◆ **Information shown**:
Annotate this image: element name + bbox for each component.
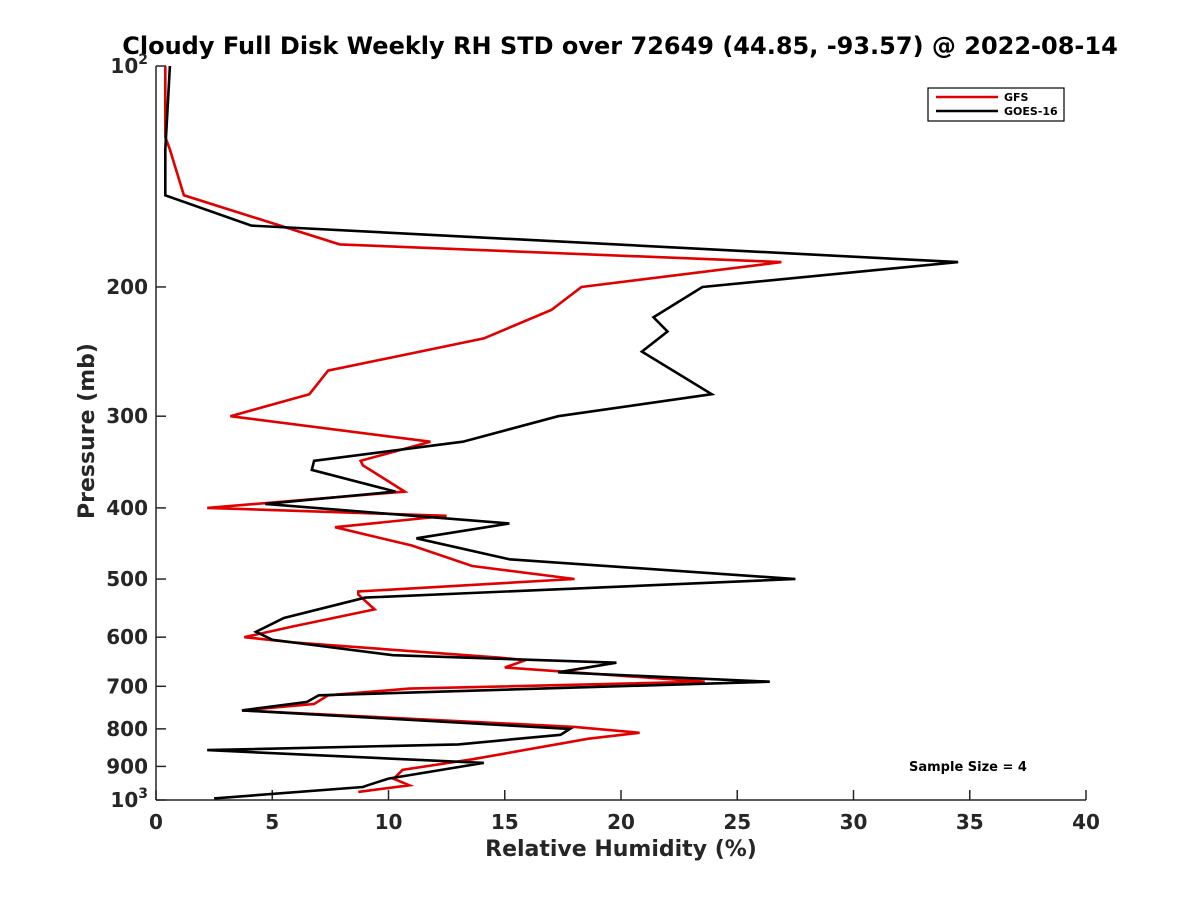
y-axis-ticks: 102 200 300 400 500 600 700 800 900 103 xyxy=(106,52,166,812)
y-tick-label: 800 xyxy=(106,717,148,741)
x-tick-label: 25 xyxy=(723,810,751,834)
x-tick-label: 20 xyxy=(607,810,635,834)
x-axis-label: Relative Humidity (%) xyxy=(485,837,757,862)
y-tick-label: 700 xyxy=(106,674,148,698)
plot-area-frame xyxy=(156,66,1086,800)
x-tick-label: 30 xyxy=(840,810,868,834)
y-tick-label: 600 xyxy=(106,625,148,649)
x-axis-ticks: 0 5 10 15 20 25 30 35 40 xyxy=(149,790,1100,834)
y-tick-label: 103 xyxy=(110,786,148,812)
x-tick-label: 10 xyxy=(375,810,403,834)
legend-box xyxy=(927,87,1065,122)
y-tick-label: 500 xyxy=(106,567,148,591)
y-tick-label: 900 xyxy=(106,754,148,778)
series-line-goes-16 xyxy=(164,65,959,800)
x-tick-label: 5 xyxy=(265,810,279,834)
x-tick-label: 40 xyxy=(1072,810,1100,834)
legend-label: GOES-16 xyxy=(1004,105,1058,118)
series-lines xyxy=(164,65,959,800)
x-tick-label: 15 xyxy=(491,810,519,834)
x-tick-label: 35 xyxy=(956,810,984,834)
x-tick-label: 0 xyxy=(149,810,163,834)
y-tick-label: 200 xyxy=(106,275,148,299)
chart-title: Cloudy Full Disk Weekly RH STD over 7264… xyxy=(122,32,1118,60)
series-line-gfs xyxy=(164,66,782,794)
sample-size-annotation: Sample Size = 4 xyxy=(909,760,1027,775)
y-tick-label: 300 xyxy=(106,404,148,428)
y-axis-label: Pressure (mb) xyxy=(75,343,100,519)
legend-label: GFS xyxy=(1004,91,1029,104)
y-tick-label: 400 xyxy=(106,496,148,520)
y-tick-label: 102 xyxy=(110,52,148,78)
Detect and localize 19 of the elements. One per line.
--
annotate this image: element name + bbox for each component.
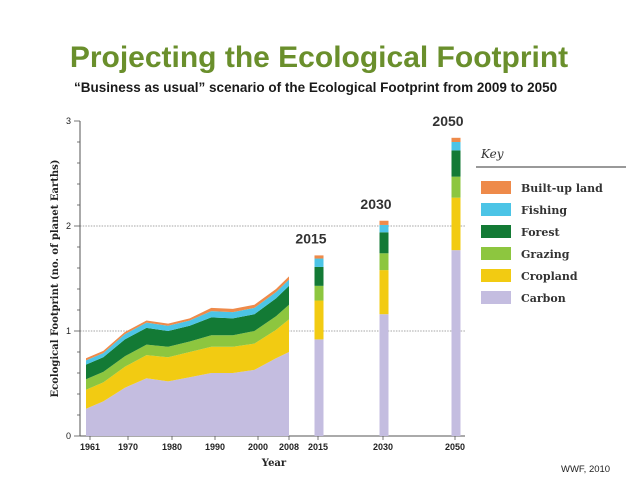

◆ **Exercise requirements**:
Please locate every line in the data above that contains the string "axis" and copy each of those lines in full.

◆ **In response**:
y-axis-ticks: 102 200 300 400 500 600 700 800 900 103 xyxy=(106,52,166,812)
x-axis-label: Relative Humidity (%) xyxy=(485,837,757,862)
x-axis-ticks: 0 5 10 15 20 25 30 35 40 xyxy=(149,790,1100,834)
y-axis-label: Pressure (mb) xyxy=(75,343,100,519)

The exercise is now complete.